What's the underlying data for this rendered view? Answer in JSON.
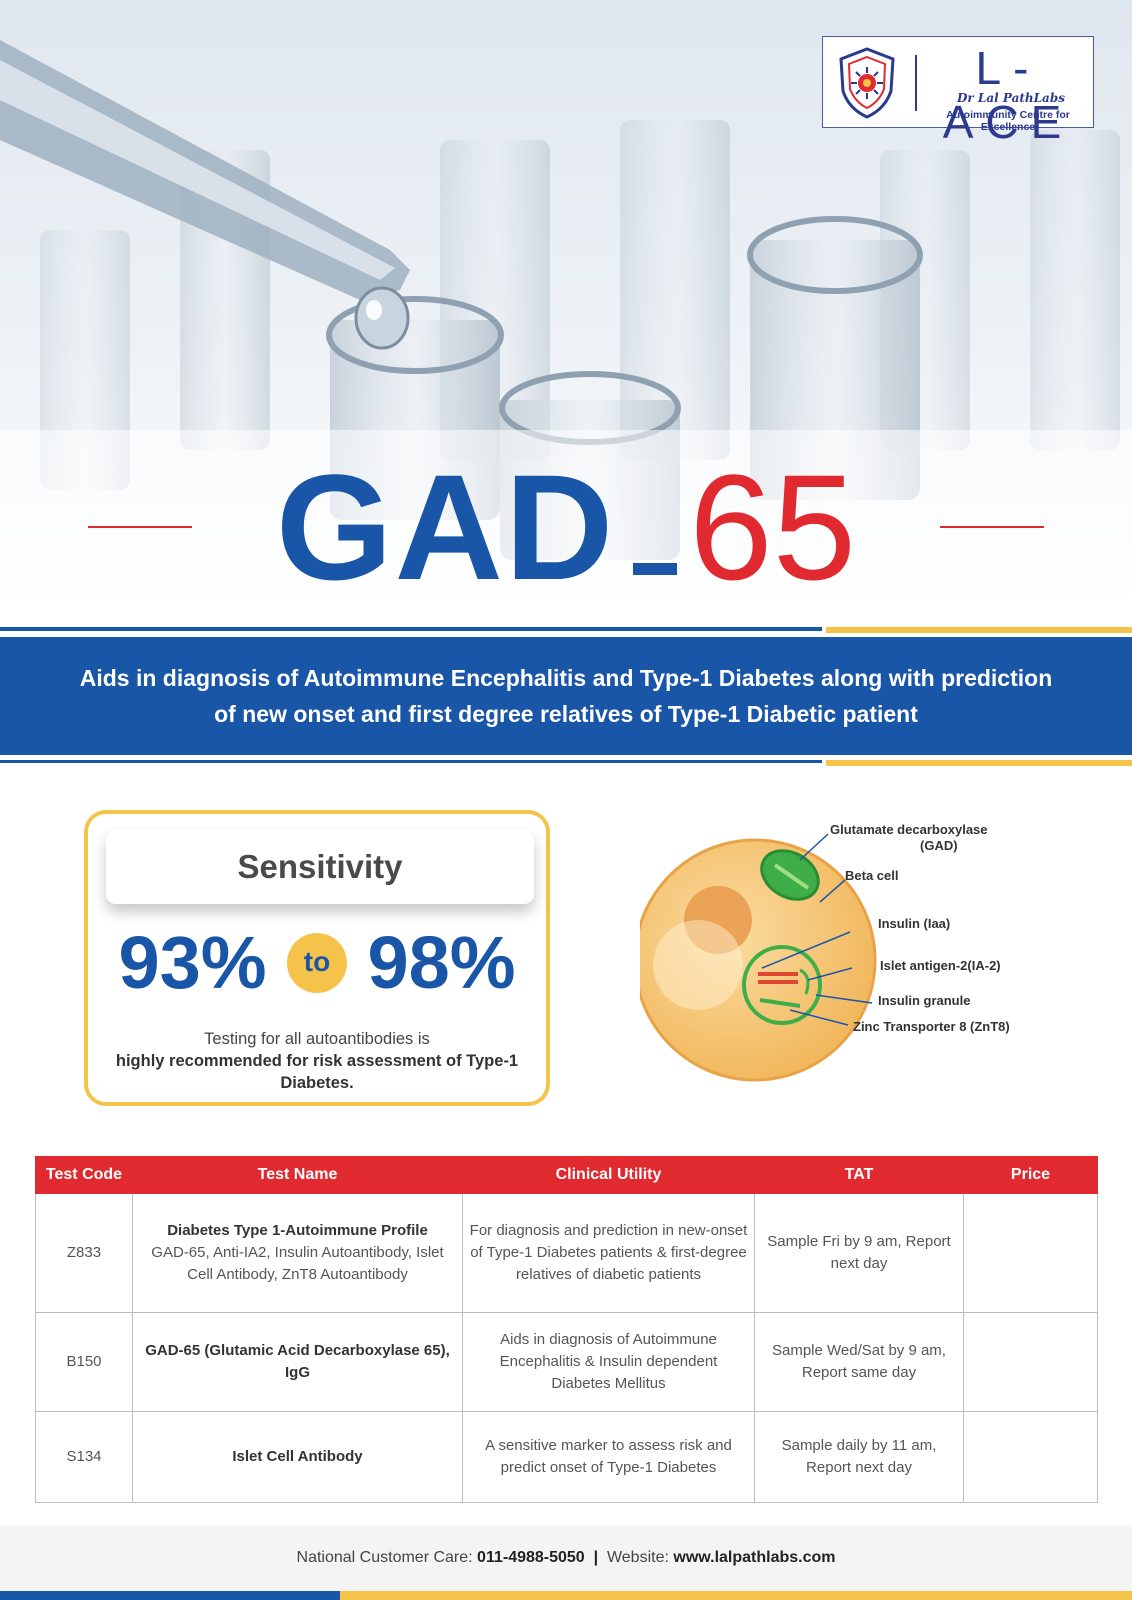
{
  "logo": {
    "title": "L-ACE",
    "brand": "Dr Lal PathLabs",
    "tagline": "Autoimmunity Centre for Excellence"
  },
  "hero": {
    "title_main": "GAD",
    "title_num": "65"
  },
  "banner": {
    "text": "Aids in diagnosis of Autoimmune Encephalitis and Type-1 Diabetes along with prediction of new onset and first degree relatives of Type-1 Diabetic patient"
  },
  "sensitivity": {
    "label": "Sensitivity",
    "low": "93%",
    "connector": "to",
    "high": "98%",
    "note_plain": "Testing for all autoantibodies is",
    "note_bold": "highly recommended for risk assessment of Type-1 Diabetes."
  },
  "diagram": {
    "labels": [
      "Glutamate decarboxylase",
      "(GAD)",
      "Beta cell",
      "Insulin (Iaa)",
      "Islet antigen-2(IA-2)",
      "Insulin granule",
      "Zinc Transporter 8 (ZnT8)"
    ]
  },
  "table": {
    "headers": [
      "Test Code",
      "Test Name",
      "Clinical Utility",
      "TAT",
      "Price"
    ],
    "rows": [
      {
        "code": "Z833",
        "name": "Diabetes Type 1-Autoimmune Profile",
        "name_sub": "GAD-65, Anti-IA2, Insulin Autoantibody, Islet Cell Antibody, ZnT8 Autoantibody",
        "utility": "For diagnosis and prediction in new-onset of Type-1 Diabetes patients & first-degree relatives of diabetic patients",
        "tat": "Sample Fri by 9 am, Report next day",
        "price": ""
      },
      {
        "code": "B150",
        "name": "GAD-65 (Glutamic Acid Decarboxylase 65), IgG",
        "name_sub": "",
        "utility": "Aids in diagnosis of Autoimmune Encephalitis & Insulin dependent Diabetes Mellitus",
        "tat": "Sample Wed/Sat by 9 am, Report same day",
        "price": ""
      },
      {
        "code": "S134",
        "name": "Islet Cell Antibody",
        "name_sub": "",
        "utility": "A sensitive marker to assess risk and predict onset of Type-1 Diabetes",
        "tat": "Sample daily by 11 am, Report next day",
        "price": ""
      }
    ]
  },
  "footer": {
    "care_label": "National Customer Care:",
    "care_number": "011-4988-5050",
    "separator": "|",
    "web_label": "Website:",
    "web_url": "www.lalpathlabs.com"
  },
  "colors": {
    "blue": "#1a56a8",
    "red": "#e02a2f",
    "gold": "#f5c34a"
  }
}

============================================================

(Exercise objective)
Only the lines that contain the string "relatives" are to be copied from the records.

(Response area)
    "text": "Aids in diagnosis of Autoimmune Encephalitis and Type-1 Diabetes along with prediction of new onset and first degree relatives of Type-1 Diabetic patient"
        "utility": "For diagnosis and prediction in new-onset of Type-1 Diabetes patients & first-degree relatives of diabetic patients",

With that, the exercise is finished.